Extracted data entries:
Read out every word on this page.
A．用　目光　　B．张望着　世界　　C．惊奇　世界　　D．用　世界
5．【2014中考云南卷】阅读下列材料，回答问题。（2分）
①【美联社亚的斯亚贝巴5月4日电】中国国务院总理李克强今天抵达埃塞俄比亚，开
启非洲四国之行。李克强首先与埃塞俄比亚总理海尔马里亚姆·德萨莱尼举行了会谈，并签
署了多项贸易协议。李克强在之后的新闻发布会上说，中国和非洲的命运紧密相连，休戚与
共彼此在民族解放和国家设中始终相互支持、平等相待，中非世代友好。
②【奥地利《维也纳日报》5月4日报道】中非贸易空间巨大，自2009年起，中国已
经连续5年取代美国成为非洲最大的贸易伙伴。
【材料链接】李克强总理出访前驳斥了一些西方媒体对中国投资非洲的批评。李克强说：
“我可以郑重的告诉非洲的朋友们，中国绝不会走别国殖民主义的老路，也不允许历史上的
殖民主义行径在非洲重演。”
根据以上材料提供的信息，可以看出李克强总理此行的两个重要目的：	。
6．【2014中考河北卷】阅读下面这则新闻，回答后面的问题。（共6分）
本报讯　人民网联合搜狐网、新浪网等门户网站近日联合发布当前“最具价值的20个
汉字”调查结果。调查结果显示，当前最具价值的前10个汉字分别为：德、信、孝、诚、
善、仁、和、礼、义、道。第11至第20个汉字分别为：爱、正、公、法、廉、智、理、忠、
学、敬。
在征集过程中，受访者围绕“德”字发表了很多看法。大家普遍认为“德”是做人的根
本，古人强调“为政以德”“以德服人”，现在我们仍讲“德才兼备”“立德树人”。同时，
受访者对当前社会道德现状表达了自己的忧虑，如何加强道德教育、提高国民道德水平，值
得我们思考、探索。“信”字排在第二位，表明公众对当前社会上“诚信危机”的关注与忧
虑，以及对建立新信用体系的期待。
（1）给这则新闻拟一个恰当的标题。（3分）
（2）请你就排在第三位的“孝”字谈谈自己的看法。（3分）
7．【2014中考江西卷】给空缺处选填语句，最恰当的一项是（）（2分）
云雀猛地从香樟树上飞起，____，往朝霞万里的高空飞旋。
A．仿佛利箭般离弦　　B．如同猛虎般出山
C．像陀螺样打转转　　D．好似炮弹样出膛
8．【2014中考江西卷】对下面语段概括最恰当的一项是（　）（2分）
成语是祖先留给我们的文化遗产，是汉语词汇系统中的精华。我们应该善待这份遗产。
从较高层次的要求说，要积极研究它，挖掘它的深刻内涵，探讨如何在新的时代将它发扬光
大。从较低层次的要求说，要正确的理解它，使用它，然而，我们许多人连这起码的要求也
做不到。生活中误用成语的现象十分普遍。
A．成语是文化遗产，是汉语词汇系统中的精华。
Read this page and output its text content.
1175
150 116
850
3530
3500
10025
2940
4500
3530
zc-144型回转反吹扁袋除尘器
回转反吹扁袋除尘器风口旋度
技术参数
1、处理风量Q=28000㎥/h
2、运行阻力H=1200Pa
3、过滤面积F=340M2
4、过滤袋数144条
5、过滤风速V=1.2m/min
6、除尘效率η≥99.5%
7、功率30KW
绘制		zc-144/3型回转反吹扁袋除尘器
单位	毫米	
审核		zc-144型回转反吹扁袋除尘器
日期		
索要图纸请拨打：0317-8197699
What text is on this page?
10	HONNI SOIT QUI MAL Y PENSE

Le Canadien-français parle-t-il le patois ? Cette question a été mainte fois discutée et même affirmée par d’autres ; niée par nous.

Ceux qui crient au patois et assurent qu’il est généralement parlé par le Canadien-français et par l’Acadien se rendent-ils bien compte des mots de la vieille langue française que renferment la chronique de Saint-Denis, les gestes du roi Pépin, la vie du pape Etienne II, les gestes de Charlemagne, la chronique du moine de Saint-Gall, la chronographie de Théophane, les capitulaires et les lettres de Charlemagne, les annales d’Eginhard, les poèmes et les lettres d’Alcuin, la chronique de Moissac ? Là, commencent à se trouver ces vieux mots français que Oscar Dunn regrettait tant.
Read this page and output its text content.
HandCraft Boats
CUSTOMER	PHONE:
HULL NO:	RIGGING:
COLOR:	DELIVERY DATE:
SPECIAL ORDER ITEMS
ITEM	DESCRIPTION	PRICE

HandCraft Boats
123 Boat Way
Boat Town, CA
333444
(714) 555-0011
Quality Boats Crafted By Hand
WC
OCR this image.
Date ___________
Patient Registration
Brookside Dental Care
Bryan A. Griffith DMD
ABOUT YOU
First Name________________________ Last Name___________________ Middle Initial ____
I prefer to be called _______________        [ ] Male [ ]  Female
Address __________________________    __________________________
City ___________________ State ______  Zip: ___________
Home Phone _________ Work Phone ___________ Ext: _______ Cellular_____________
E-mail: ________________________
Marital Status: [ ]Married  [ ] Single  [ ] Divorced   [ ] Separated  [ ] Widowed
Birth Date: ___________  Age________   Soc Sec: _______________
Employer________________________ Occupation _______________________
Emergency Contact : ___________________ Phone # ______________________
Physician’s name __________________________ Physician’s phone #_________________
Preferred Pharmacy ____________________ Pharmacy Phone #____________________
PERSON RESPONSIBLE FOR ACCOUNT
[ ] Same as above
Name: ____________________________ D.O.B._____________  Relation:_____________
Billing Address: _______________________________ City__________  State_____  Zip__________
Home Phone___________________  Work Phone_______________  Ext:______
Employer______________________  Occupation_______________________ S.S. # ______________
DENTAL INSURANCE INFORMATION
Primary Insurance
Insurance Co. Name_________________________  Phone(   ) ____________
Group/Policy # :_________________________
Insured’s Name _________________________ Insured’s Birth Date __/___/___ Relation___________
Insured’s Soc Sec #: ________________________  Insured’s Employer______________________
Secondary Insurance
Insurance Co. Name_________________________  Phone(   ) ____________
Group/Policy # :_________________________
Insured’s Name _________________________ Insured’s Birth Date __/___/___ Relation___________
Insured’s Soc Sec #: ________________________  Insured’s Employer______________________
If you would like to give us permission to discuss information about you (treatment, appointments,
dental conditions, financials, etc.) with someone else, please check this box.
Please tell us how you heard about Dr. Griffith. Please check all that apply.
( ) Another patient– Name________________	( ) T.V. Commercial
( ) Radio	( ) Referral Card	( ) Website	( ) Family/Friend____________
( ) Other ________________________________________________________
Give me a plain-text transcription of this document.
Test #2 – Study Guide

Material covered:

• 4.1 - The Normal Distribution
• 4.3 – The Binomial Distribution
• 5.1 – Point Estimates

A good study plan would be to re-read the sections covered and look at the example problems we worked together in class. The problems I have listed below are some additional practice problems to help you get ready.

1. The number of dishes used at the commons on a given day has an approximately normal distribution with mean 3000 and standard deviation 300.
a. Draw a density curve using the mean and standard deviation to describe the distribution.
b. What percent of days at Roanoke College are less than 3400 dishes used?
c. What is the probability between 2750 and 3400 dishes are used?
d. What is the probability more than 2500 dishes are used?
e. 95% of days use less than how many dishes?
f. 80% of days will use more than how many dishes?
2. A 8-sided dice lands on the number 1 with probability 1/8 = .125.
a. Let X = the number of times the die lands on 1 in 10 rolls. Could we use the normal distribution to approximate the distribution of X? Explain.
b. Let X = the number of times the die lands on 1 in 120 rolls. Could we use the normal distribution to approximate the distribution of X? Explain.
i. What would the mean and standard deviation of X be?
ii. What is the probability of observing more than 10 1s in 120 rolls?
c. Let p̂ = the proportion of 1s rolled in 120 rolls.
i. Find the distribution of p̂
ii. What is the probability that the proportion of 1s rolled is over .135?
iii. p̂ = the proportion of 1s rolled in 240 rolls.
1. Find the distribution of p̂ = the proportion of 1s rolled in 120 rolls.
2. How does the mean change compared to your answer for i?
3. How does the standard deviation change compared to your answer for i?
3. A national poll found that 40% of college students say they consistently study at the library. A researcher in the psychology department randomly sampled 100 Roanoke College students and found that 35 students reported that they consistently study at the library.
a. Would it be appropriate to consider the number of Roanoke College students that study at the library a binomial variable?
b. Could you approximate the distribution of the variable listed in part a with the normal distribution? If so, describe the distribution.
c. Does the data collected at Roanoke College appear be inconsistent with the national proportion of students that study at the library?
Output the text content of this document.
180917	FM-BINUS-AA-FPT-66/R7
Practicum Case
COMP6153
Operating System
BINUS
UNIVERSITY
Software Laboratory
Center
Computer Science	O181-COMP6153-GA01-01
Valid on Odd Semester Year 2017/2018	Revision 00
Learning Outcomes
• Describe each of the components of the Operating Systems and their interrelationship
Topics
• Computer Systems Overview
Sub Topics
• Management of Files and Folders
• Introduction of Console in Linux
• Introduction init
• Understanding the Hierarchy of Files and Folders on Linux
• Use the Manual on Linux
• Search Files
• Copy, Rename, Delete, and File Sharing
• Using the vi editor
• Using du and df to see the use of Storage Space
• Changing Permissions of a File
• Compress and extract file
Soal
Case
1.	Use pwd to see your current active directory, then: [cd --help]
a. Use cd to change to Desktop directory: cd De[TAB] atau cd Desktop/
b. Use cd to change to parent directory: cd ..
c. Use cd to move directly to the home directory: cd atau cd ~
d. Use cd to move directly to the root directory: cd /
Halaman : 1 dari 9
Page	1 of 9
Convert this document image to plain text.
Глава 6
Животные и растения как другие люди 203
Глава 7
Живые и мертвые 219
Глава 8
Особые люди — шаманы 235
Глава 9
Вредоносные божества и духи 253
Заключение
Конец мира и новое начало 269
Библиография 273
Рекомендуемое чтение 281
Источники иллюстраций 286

Requirement: Pick out the lines above that hold the string "Systems" and show them.

Solved exercise:
• Describe each of the components of the Operating Systems and their interrelationship
• Computer Systems Overview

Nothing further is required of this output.